--- START OF Data excerpts ---
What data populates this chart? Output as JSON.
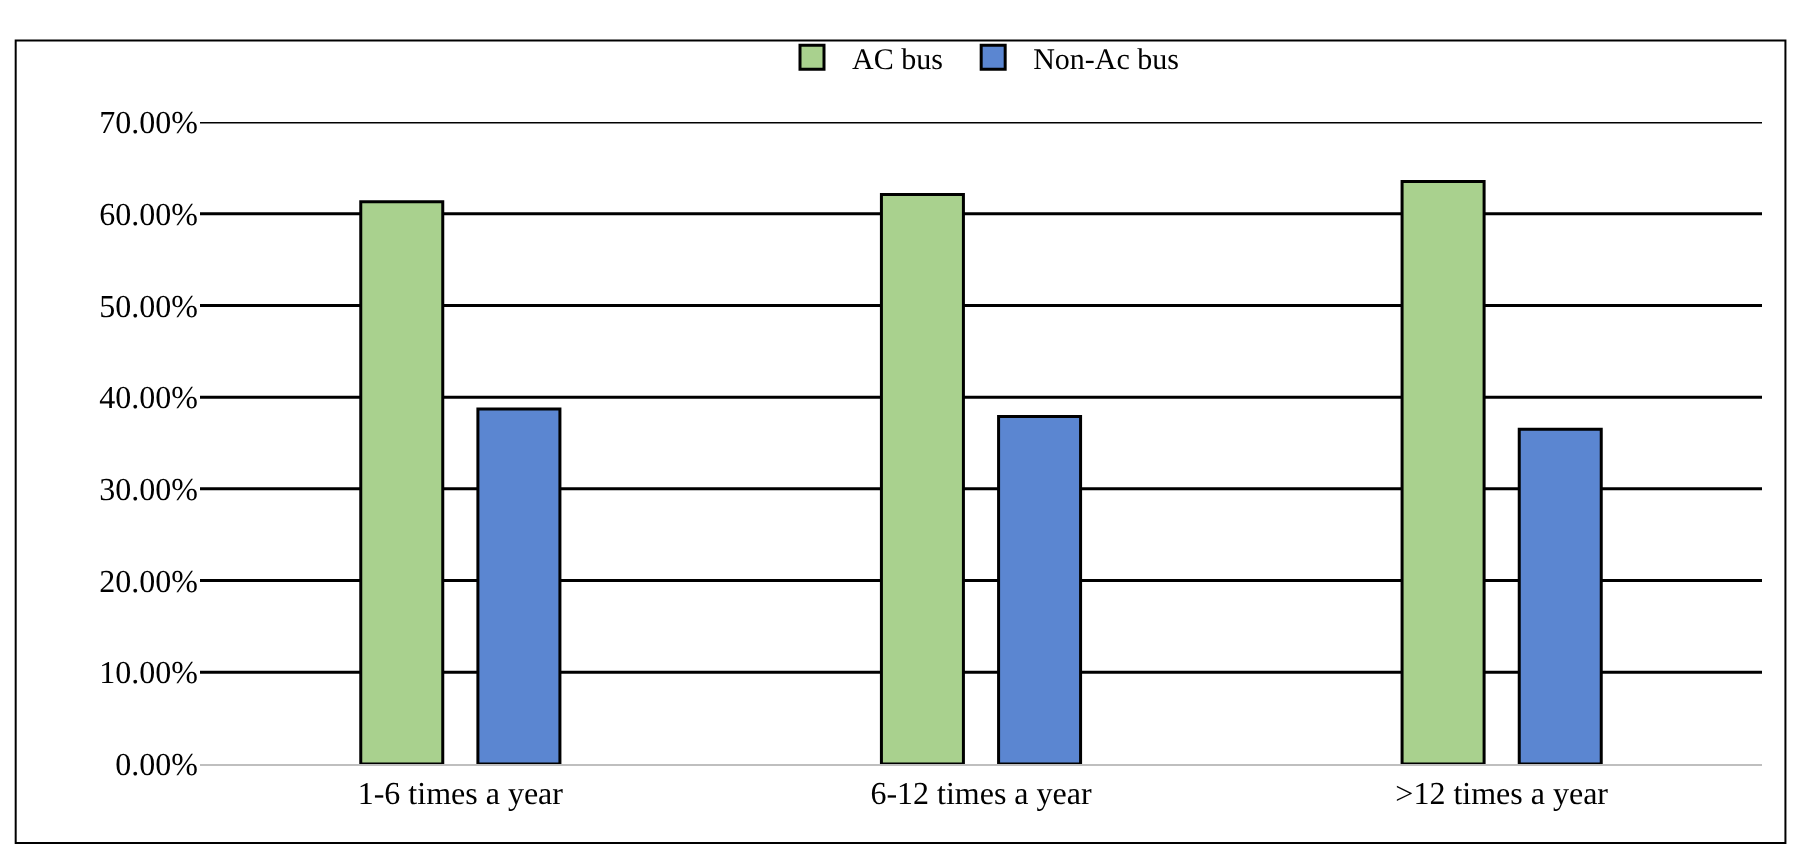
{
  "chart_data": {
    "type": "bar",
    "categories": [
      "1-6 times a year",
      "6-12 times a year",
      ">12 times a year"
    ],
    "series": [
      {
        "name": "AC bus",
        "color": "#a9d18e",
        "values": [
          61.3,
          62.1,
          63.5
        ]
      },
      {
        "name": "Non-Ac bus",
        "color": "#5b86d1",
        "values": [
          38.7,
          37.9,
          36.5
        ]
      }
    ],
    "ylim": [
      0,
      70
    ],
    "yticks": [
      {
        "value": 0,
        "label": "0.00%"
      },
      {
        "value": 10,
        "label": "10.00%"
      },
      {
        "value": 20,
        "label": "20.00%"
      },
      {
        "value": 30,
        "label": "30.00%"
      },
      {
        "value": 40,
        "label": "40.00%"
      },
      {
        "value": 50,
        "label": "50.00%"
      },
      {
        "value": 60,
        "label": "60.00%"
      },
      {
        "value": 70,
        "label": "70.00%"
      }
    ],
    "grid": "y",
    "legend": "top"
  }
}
--- END OF Data excerpts ---
--- START OF Data excerpts ---
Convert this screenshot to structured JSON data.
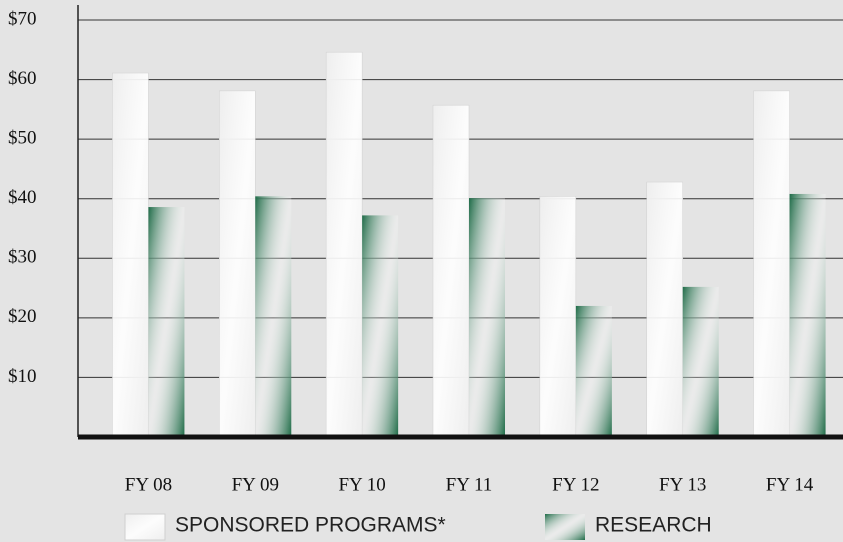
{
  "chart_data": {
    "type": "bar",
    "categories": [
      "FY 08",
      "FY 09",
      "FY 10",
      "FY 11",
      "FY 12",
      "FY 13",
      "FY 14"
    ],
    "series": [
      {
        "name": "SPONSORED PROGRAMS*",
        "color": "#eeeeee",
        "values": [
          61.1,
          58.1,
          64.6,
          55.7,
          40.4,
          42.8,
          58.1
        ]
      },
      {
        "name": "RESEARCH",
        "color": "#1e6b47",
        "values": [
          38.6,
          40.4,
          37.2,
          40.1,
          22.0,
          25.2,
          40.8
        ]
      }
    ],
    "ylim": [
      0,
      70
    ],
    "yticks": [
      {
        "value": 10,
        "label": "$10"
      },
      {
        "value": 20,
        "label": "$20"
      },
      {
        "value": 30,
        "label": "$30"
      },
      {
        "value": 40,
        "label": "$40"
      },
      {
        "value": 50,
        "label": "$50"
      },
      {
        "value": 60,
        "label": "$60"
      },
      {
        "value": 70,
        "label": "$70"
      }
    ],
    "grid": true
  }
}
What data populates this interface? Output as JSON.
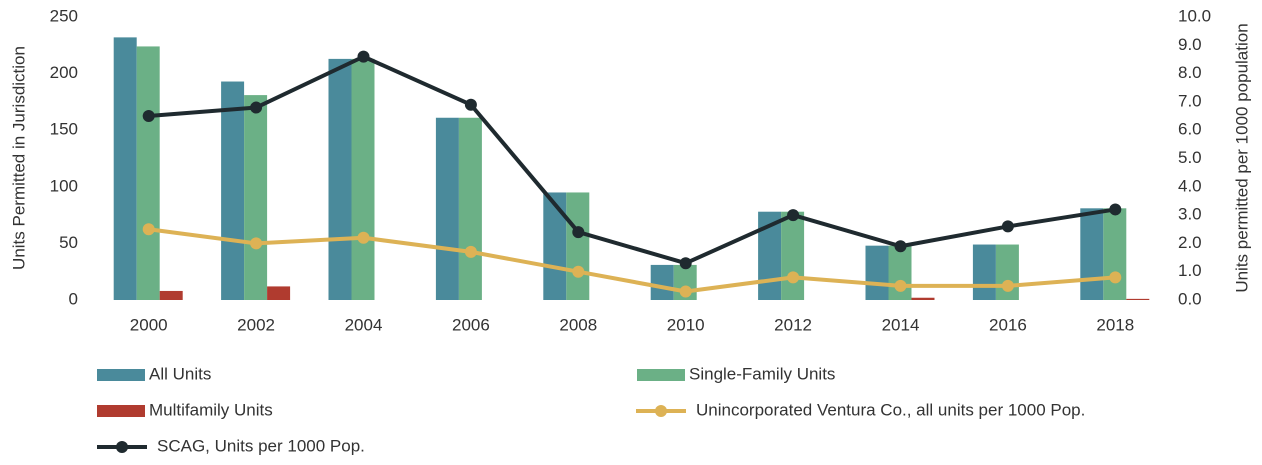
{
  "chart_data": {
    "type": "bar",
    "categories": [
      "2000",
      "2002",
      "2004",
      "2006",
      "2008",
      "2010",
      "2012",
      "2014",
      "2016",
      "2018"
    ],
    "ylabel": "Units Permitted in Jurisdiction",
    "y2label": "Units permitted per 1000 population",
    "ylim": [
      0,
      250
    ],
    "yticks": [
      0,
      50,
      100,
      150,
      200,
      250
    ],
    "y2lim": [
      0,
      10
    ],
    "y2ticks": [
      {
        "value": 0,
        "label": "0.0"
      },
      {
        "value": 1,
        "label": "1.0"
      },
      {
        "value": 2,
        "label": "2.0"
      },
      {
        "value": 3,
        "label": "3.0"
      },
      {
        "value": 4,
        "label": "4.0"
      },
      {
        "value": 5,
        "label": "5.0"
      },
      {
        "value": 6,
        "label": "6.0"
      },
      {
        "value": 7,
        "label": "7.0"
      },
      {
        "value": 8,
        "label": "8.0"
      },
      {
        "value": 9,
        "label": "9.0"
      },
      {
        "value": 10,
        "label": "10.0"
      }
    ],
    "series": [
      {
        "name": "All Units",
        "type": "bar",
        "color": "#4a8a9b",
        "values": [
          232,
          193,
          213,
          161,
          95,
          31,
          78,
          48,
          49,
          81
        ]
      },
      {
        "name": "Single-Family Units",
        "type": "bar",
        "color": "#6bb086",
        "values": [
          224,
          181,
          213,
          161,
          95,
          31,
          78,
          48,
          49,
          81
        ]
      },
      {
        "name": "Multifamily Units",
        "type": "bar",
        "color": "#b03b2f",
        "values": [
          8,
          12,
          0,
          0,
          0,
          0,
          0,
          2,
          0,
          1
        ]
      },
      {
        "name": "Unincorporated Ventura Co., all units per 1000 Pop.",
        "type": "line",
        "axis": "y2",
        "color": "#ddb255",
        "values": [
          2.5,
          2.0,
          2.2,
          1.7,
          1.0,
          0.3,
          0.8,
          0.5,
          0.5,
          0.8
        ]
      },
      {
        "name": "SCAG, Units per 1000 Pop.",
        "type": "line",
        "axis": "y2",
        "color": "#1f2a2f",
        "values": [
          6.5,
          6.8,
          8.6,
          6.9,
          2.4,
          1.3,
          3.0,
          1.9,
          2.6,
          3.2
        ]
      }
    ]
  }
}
--- END OF Data excerpts ---
--- START OF Data excerpts ---
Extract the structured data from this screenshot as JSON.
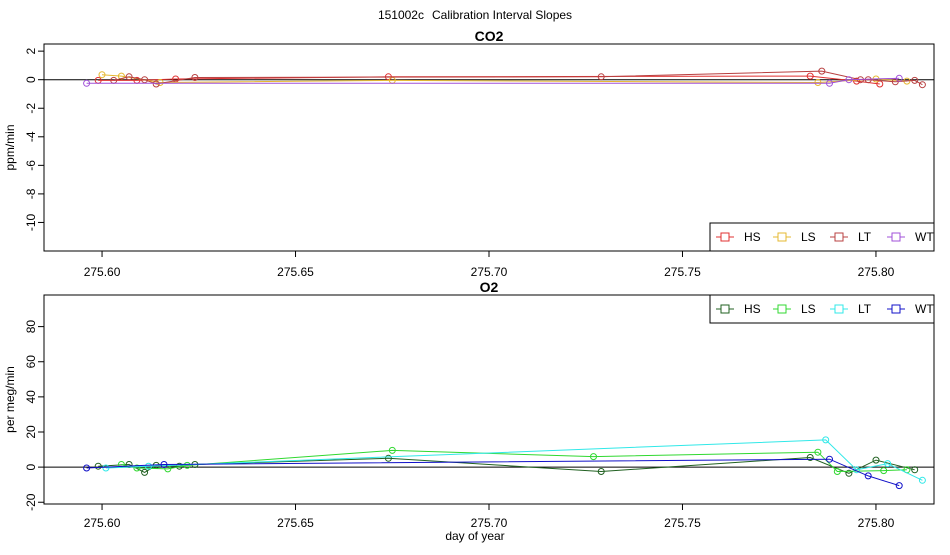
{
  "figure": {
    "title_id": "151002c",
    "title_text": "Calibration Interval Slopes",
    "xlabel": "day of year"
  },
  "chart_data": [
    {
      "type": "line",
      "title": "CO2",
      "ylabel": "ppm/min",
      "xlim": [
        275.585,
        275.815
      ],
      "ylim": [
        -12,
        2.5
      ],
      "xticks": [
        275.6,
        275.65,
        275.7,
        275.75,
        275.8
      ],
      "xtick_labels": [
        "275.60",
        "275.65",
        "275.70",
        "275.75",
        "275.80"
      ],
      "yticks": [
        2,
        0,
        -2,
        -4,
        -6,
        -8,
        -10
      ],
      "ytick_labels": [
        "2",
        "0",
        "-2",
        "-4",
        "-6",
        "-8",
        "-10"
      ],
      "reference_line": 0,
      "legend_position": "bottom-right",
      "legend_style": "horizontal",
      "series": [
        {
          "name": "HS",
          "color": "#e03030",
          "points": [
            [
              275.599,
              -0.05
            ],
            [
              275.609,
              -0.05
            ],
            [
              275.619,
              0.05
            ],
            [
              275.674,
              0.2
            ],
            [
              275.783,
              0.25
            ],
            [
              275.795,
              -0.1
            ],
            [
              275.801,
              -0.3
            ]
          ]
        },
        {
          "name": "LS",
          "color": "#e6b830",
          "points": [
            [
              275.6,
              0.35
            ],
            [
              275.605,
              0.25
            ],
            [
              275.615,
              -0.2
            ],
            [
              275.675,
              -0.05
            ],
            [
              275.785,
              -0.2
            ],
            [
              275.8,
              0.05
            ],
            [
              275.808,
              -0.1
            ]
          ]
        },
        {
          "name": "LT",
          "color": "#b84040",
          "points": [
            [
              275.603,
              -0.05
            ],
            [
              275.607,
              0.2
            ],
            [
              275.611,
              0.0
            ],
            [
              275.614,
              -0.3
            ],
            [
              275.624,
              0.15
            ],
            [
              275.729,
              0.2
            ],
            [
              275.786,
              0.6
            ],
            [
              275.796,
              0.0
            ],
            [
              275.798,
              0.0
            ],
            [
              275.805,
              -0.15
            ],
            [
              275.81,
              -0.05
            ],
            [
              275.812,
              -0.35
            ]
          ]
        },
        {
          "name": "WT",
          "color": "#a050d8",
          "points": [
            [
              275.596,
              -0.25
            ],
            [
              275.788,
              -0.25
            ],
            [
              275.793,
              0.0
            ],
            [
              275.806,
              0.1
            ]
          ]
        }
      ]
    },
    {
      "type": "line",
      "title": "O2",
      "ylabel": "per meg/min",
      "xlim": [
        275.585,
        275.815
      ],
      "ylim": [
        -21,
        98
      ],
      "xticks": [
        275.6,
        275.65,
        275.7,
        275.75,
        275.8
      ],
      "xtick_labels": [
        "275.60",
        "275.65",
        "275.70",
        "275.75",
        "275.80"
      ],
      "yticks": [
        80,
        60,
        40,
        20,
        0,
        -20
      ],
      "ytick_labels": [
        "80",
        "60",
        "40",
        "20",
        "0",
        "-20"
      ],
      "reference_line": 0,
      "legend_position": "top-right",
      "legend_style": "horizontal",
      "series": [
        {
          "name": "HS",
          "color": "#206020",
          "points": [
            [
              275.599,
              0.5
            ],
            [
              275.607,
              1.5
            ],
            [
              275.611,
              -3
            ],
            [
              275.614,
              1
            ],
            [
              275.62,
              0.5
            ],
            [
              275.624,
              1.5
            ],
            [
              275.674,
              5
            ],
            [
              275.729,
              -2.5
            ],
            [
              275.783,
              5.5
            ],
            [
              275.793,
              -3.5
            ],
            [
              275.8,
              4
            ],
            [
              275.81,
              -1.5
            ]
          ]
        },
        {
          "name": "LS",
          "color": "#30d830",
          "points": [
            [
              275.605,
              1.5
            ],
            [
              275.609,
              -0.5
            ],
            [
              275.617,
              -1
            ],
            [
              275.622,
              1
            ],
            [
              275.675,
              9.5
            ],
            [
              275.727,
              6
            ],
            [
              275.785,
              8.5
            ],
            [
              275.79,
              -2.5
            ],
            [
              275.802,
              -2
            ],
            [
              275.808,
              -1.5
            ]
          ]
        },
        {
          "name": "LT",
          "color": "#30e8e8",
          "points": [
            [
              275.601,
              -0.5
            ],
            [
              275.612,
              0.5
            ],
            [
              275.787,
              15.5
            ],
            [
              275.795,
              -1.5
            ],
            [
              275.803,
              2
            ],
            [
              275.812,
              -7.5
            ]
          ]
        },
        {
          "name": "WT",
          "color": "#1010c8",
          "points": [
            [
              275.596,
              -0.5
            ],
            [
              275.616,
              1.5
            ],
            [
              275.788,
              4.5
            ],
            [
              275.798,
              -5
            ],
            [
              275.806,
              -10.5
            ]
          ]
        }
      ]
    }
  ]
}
--- END OF Data excerpts ---
Task goal:
Lines that hold "JSON" are the ones to copy; find all of them.

The response:
What data populates this chart? Output as JSON.
Convert this screenshot to structured JSON data.
What data populates this interface? Output as JSON.
Extract the structured data from this screenshot as JSON.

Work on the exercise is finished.